(Work to be completed): Print out the entries below with no edits.

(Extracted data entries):
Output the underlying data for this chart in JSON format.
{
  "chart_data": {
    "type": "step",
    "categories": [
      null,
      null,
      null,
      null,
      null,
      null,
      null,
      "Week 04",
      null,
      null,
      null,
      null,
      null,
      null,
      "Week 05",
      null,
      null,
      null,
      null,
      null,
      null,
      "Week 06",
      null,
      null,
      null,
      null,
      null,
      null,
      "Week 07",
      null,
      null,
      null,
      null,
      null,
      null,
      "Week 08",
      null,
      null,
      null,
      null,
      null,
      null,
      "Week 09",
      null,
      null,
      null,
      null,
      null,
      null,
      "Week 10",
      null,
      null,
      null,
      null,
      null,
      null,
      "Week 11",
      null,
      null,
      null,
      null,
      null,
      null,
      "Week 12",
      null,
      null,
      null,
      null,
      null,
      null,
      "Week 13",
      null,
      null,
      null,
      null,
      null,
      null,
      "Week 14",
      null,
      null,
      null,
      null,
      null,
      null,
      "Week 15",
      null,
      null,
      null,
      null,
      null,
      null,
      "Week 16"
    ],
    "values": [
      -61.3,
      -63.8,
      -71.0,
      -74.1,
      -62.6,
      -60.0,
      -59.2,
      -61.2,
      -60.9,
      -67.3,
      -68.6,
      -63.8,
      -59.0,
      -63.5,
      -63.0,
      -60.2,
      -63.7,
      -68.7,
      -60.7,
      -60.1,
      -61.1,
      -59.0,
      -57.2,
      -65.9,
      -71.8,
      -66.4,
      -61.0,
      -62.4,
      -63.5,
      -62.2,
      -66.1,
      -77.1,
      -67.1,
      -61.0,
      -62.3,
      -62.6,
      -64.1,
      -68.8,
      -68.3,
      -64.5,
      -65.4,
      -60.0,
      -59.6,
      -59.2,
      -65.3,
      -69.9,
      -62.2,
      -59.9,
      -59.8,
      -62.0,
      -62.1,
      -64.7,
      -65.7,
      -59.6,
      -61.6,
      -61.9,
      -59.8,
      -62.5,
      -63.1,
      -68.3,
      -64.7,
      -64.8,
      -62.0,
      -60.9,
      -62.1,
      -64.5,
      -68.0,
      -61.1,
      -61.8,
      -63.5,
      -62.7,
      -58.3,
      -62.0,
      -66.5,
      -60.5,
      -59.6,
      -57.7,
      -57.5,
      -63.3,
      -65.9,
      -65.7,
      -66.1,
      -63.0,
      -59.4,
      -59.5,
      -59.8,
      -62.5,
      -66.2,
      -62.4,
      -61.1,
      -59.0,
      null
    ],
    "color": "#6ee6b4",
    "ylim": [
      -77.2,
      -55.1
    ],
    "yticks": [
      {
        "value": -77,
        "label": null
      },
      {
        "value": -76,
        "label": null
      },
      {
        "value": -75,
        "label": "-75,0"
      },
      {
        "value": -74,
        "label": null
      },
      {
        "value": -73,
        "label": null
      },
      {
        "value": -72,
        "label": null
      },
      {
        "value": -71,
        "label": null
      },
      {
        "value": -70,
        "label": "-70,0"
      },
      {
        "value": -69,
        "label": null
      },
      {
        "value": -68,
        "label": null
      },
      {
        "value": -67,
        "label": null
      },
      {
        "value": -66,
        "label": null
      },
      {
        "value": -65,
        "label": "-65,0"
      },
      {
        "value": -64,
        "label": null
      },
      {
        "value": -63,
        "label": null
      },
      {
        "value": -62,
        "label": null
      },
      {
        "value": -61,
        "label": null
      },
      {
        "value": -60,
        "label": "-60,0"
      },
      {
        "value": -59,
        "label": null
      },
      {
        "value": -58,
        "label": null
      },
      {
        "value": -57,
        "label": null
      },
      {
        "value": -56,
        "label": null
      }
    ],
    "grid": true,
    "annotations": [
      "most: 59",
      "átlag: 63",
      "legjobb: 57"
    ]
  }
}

(Result of this exercise):
Output the underlying data for this chart in JSON format.
{
  "chart_data": {
    "type": "step",
    "categories": [
      null,
      null,
      null,
      null,
      null,
      null,
      null,
      "Week 04",
      null,
      null,
      null,
      null,
      null,
      null,
      "Week 05",
      null,
      null,
      null,
      null,
      null,
      null,
      "Week 06",
      null,
      null,
      null,
      null,
      null,
      null,
      "Week 07",
      null,
      null,
      null,
      null,
      null,
      null,
      "Week 08",
      null,
      null,
      null,
      null,
      null,
      null,
      "Week 09",
      null,
      null,
      null,
      null,
      null,
      null,
      "Week 10",
      null,
      null,
      null,
      null,
      null,
      null,
      "Week 11",
      null,
      null,
      null,
      null,
      null,
      null,
      "Week 12",
      null,
      null,
      null,
      null,
      null,
      null,
      "Week 13",
      null,
      null,
      null,
      null,
      null,
      null,
      "Week 14",
      null,
      null,
      null,
      null,
      null,
      null,
      "Week 15",
      null,
      null,
      null,
      null,
      null,
      null,
      "Week 16"
    ],
    "values": [
      -61.3,
      -63.8,
      -71.0,
      -74.1,
      -62.6,
      -60.0,
      -59.2,
      -61.2,
      -60.9,
      -67.3,
      -68.6,
      -63.8,
      -59.0,
      -63.5,
      -63.0,
      -60.2,
      -63.7,
      -68.7,
      -60.7,
      -60.1,
      -61.1,
      -59.0,
      -57.2,
      -65.9,
      -71.8,
      -66.4,
      -61.0,
      -62.4,
      -63.5,
      -62.2,
      -66.1,
      -77.1,
      -67.1,
      -61.0,
      -62.3,
      -62.6,
      -64.1,
      -68.8,
      -68.3,
      -64.5,
      -65.4,
      -60.0,
      -59.6,
      -59.2,
      -65.3,
      -69.9,
      -62.2,
      -59.9,
      -59.8,
      -62.0,
      -62.1,
      -64.7,
      -65.7,
      -59.6,
      -61.6,
      -61.9,
      -59.8,
      -62.5,
      -63.1,
      -68.3,
      -64.7,
      -64.8,
      -62.0,
      -60.9,
      -62.1,
      -64.5,
      -68.0,
      -61.1,
      -61.8,
      -63.5,
      -62.7,
      -58.3,
      -62.0,
      -66.5,
      -60.5,
      -59.6,
      -57.7,
      -57.5,
      -63.3,
      -65.9,
      -65.7,
      -66.1,
      -63.0,
      -59.4,
      -59.5,
      -59.8,
      -62.5,
      -66.2,
      -62.4,
      -61.1,
      -59.0,
      null
    ],
    "color": "#6ee6b4",
    "ylim": [
      -77.2,
      -55.1
    ],
    "yticks": [
      {
        "value": -77,
        "label": null
      },
      {
        "value": -76,
        "label": null
      },
      {
        "value": -75,
        "label": "-75,0"
      },
      {
        "value": -74,
        "label": null
      },
      {
        "value": -73,
        "label": null
      },
      {
        "value": -72,
        "label": null
      },
      {
        "value": -71,
        "label": null
      },
      {
        "value": -70,
        "label": "-70,0"
      },
      {
        "value": -69,
        "label": null
      },
      {
        "value": -68,
        "label": null
      },
      {
        "value": -67,
        "label": null
      },
      {
        "value": -66,
        "label": null
      },
      {
        "value": -65,
        "label": "-65,0"
      },
      {
        "value": -64,
        "label": null
      },
      {
        "value": -63,
        "label": null
      },
      {
        "value": -62,
        "label": null
      },
      {
        "value": -61,
        "label": null
      },
      {
        "value": -60,
        "label": "-60,0"
      },
      {
        "value": -59,
        "label": null
      },
      {
        "value": -58,
        "label": null
      },
      {
        "value": -57,
        "label": null
      },
      {
        "value": -56,
        "label": null
      }
    ],
    "grid": true,
    "annotations": [
      "most: 59",
      "átlag: 63",
      "legjobb: 57"
    ]
  }
}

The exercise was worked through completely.